Available data START
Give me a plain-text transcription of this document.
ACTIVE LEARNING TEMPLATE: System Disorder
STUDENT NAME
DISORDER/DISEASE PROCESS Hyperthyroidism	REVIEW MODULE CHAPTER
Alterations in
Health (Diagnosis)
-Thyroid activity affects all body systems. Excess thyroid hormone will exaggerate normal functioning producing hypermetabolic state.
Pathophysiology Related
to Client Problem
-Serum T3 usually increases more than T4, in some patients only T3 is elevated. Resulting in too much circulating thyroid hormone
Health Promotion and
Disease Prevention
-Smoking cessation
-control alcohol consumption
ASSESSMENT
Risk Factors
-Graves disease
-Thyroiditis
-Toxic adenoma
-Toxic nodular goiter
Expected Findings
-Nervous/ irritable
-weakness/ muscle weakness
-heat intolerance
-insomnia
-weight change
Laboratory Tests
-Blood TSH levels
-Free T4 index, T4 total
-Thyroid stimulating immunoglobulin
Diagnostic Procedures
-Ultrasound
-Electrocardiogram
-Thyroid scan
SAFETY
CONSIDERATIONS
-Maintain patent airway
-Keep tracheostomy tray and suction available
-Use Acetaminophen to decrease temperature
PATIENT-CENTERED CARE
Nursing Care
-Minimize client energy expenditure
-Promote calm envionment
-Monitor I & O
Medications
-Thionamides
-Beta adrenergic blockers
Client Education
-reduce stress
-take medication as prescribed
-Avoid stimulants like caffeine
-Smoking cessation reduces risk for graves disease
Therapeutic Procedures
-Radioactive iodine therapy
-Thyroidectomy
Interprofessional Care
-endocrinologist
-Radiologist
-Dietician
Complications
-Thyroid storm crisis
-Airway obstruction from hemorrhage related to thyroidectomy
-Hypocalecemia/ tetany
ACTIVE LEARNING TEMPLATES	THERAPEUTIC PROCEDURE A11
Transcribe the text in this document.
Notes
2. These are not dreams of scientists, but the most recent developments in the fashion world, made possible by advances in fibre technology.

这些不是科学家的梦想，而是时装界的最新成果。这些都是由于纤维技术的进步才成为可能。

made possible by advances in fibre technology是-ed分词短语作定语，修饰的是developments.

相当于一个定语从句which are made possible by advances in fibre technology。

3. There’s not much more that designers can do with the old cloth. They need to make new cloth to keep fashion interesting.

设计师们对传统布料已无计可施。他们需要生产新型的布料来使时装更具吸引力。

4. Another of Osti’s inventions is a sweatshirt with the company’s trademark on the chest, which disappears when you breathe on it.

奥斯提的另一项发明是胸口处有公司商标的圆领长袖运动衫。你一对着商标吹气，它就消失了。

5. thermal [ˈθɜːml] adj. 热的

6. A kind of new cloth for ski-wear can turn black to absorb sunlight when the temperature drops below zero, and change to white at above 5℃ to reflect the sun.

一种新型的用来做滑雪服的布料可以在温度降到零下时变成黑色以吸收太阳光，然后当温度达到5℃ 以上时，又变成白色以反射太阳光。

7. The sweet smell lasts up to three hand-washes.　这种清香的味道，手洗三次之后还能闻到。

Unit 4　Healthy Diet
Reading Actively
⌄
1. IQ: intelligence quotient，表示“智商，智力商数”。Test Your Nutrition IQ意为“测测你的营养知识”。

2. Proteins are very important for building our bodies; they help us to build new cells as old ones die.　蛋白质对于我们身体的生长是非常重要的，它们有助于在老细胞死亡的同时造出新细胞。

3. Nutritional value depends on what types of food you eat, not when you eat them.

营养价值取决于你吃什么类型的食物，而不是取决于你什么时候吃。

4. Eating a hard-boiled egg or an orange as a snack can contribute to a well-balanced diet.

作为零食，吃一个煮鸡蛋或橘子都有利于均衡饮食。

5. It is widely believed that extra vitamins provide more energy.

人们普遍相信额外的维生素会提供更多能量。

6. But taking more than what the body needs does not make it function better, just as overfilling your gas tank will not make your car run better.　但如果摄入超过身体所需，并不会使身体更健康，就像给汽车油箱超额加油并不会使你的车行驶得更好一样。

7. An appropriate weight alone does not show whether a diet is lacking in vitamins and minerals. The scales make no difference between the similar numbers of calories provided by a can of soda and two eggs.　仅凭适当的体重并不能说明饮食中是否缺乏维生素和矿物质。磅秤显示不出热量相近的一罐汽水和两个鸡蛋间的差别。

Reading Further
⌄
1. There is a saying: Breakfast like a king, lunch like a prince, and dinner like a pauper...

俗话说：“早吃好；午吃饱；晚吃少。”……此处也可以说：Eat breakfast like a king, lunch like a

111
Available data END
Nothing but an exact copy of the records belongs in the answer.

Give me a plain-text transcription of this document.
ACTIVE LEARNING TEMPLATE: System Disorder
STUDENT NAME
DISORDER/DISEASE PROCESS Hyperthyroidism	REVIEW MODULE CHAPTER
Alterations in
Health (Diagnosis)
-Thyroid activity affects all body systems. Excess thyroid hormone will exaggerate normal functioning producing hypermetabolic state.
Pathophysiology Related
to Client Problem
-Serum T3 usually increases more than T4, in some patients only T3 is elevated. Resulting in too much circulating thyroid hormone
Health Promotion and
Disease Prevention
-Smoking cessation
-control alcohol consumption
ASSESSMENT
Risk Factors
-Graves disease
-Thyroiditis
-Toxic adenoma
-Toxic nodular goiter
Expected Findings
-Nervous/ irritable
-weakness/ muscle weakness
-heat intolerance
-insomnia
-weight change
Laboratory Tests
-Blood TSH levels
-Free T4 index, T4 total
-Thyroid stimulating immunoglobulin
Diagnostic Procedures
-Ultrasound
-Electrocardiogram
-Thyroid scan
SAFETY
CONSIDERATIONS
-Maintain patent airway
-Keep tracheostomy tray and suction available
-Use Acetaminophen to decrease temperature
PATIENT-CENTERED CARE
Nursing Care
-Minimize client energy expenditure
-Promote calm envionment
-Monitor I & O
Medications
-Thionamides
-Beta adrenergic blockers
Client Education
-reduce stress
-take medication as prescribed
-Avoid stimulants like caffeine
-Smoking cessation reduces risk for graves disease
Therapeutic Procedures
-Radioactive iodine therapy
-Thyroidectomy
Interprofessional Care
-endocrinologist
-Radiologist
-Dietician
Complications
-Thyroid storm crisis
-Airway obstruction from hemorrhage related to thyroidectomy
-Hypocalecemia/ tetany
ACTIVE LEARNING TEMPLATES	THERAPEUTIC PROCEDURE A11
Transcribe the text in this document.
Notes
2. These are not dreams of scientists, but the most recent developments in the fashion world, made possible by advances in fibre technology.

这些不是科学家的梦想，而是时装界的最新成果。这些都是由于纤维技术的进步才成为可能。

made possible by advances in fibre technology是-ed分词短语作定语，修饰的是developments.

相当于一个定语从句which are made possible by advances in fibre technology。

3. There’s not much more that designers can do with the old cloth. They need to make new cloth to keep fashion interesting.

设计师们对传统布料已无计可施。他们需要生产新型的布料来使时装更具吸引力。

4. Another of Osti’s inventions is a sweatshirt with the company’s trademark on the chest, which disappears when you breathe on it.

奥斯提的另一项发明是胸口处有公司商标的圆领长袖运动衫。你一对着商标吹气，它就消失了。

5. thermal [ˈθɜːml] adj. 热的

6. A kind of new cloth for ski-wear can turn black to absorb sunlight when the temperature drops below zero, and change to white at above 5℃ to reflect the sun.

一种新型的用来做滑雪服的布料可以在温度降到零下时变成黑色以吸收太阳光，然后当温度达到5℃ 以上时，又变成白色以反射太阳光。

7. The sweet smell lasts up to three hand-washes.　这种清香的味道，手洗三次之后还能闻到。

Unit 4　Healthy Diet
Reading Actively
⌄
1. IQ: intelligence quotient，表示“智商，智力商数”。Test Your Nutrition IQ意为“测测你的营养知识”。

2. Proteins are very important for building our bodies; they help us to build new cells as old ones die.　蛋白质对于我们身体的生长是非常重要的，它们有助于在老细胞死亡的同时造出新细胞。

3. Nutritional value depends on what types of food you eat, not when you eat them.

营养价值取决于你吃什么类型的食物，而不是取决于你什么时候吃。

4. Eating a hard-boiled egg or an orange as a snack can contribute to a well-balanced diet.

作为零食，吃一个煮鸡蛋或橘子都有利于均衡饮食。

5. It is widely believed that extra vitamins provide more energy.

人们普遍相信额外的维生素会提供更多能量。

6. But taking more than what the body needs does not make it function better, just as overfilling your gas tank will not make your car run better.　但如果摄入超过身体所需，并不会使身体更健康，就像给汽车油箱超额加油并不会使你的车行驶得更好一样。

7. An appropriate weight alone does not show whether a diet is lacking in vitamins and minerals. The scales make no difference between the similar numbers of calories provided by a can of soda and two eggs.　仅凭适当的体重并不能说明饮食中是否缺乏维生素和矿物质。磅秤显示不出热量相近的一罐汽水和两个鸡蛋间的差别。

Reading Further
⌄
1. There is a saying: Breakfast like a king, lunch like a prince, and dinner like a pauper...

俗话说：“早吃好；午吃饱；晚吃少。”……此处也可以说：Eat breakfast like a king, lunch like a

111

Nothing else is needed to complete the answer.